* [Given exercise]: Pull out every line of the listing below where "RCEP" appears.

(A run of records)
(begin)

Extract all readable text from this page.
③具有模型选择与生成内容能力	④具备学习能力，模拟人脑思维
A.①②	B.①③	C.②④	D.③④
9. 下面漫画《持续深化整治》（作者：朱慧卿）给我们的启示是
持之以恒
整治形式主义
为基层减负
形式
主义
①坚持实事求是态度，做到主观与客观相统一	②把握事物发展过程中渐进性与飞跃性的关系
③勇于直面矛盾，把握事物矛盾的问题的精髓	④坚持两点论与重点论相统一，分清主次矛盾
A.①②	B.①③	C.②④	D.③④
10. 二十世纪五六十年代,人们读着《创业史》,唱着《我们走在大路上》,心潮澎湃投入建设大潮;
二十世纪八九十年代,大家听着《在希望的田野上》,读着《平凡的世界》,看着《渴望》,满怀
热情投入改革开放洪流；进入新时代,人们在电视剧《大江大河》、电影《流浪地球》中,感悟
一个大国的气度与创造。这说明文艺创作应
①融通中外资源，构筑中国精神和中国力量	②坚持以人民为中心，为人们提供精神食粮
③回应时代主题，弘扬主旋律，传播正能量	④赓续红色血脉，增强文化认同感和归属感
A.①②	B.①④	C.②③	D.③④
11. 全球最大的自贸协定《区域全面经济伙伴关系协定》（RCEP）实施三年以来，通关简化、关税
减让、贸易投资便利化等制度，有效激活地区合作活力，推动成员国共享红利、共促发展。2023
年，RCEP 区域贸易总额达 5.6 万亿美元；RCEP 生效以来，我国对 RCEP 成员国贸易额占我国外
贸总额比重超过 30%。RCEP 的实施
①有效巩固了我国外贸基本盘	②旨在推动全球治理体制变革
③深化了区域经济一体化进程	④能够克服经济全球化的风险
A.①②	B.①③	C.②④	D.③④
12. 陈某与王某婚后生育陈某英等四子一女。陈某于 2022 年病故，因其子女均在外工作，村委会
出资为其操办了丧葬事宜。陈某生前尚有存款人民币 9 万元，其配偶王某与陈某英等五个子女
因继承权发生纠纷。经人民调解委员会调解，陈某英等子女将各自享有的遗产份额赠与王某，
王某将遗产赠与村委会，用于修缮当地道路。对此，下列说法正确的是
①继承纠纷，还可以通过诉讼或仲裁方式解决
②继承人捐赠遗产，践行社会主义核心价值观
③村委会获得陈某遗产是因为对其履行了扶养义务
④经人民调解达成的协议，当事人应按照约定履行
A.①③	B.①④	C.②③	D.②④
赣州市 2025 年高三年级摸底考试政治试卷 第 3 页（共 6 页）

(end)

* [Reply to the exercise]:
11. 全球最大的自贸协定《区域全面经济伙伴关系协定》（RCEP）实施三年以来，通关简化、关税
年，RCEP 区域贸易总额达 5.6 万亿美元；RCEP 生效以来，我国对 RCEP 成员国贸易额占我国外
贸总额比重超过 30%。RCEP 的实施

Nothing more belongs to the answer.